The problem -
Set down all of the data that follows word for word, without the images.

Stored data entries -
——
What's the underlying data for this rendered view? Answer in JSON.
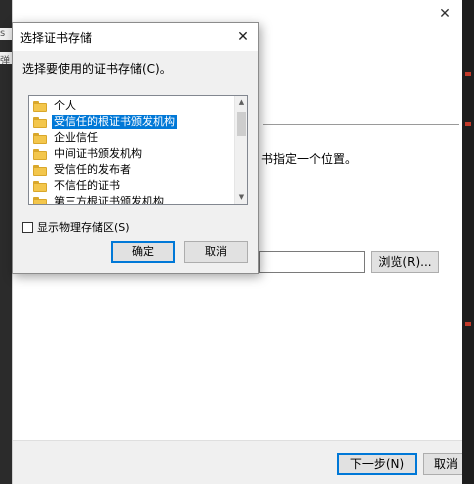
{
  "background": {
    "left_edge_fragments": [
      "s",
      "弹"
    ],
    "instruction_fragment": "书指定一个位置。",
    "browse_label": "浏览(R)...",
    "next_label": "下一步(N)",
    "cancel_label": "取消"
  },
  "dialog": {
    "title": "选择证书存储",
    "prompt": "选择要使用的证书存储(C)。",
    "stores": [
      {
        "label": "个人",
        "selected": false
      },
      {
        "label": "受信任的根证书颁发机构",
        "selected": true
      },
      {
        "label": "企业信任",
        "selected": false
      },
      {
        "label": "中间证书颁发机构",
        "selected": false
      },
      {
        "label": "受信任的发布者",
        "selected": false
      },
      {
        "label": "不信任的证书",
        "selected": false
      },
      {
        "label": "第三方根证书颁发机构",
        "selected": false
      }
    ],
    "show_physical_label": "显示物理存储区(S)",
    "show_physical_checked": false,
    "ok_label": "确定",
    "cancel_label": "取消"
  },
  "icons": {
    "folder": "folder-icon",
    "close": "close-icon",
    "scroll_up": "scroll-up-arrow-icon",
    "scroll_down": "scroll-down-arrow-icon"
  },
  "colors": {
    "selection": "#0078d7",
    "dialog_bg": "#f0f0f0",
    "folder": "#f3c64c"
  }
}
——
Correct output -
What's the underlying data for this rendered view? Answer in JSON.
{
  "background": {
    "left_edge_fragments": [
      "s",
      "弹"
    ],
    "instruction_fragment": "书指定一个位置。",
    "browse_label": "浏览(R)...",
    "next_label": "下一步(N)",
    "cancel_label": "取消"
  },
  "dialog": {
    "title": "选择证书存储",
    "prompt": "选择要使用的证书存储(C)。",
    "stores": [
      {
        "label": "个人",
        "selected": false
      },
      {
        "label": "受信任的根证书颁发机构",
        "selected": true
      },
      {
        "label": "企业信任",
        "selected": false
      },
      {
        "label": "中间证书颁发机构",
        "selected": false
      },
      {
        "label": "受信任的发布者",
        "selected": false
      },
      {
        "label": "不信任的证书",
        "selected": false
      },
      {
        "label": "第三方根证书颁发机构",
        "selected": false
      }
    ],
    "show_physical_label": "显示物理存储区(S)",
    "show_physical_checked": false,
    "ok_label": "确定",
    "cancel_label": "取消"
  },
  "icons": {
    "folder": "folder-icon",
    "close": "close-icon",
    "scroll_up": "scroll-up-arrow-icon",
    "scroll_down": "scroll-down-arrow-icon"
  },
  "colors": {
    "selection": "#0078d7",
    "dialog_bg": "#f0f0f0",
    "folder": "#f3c64c"
  }
}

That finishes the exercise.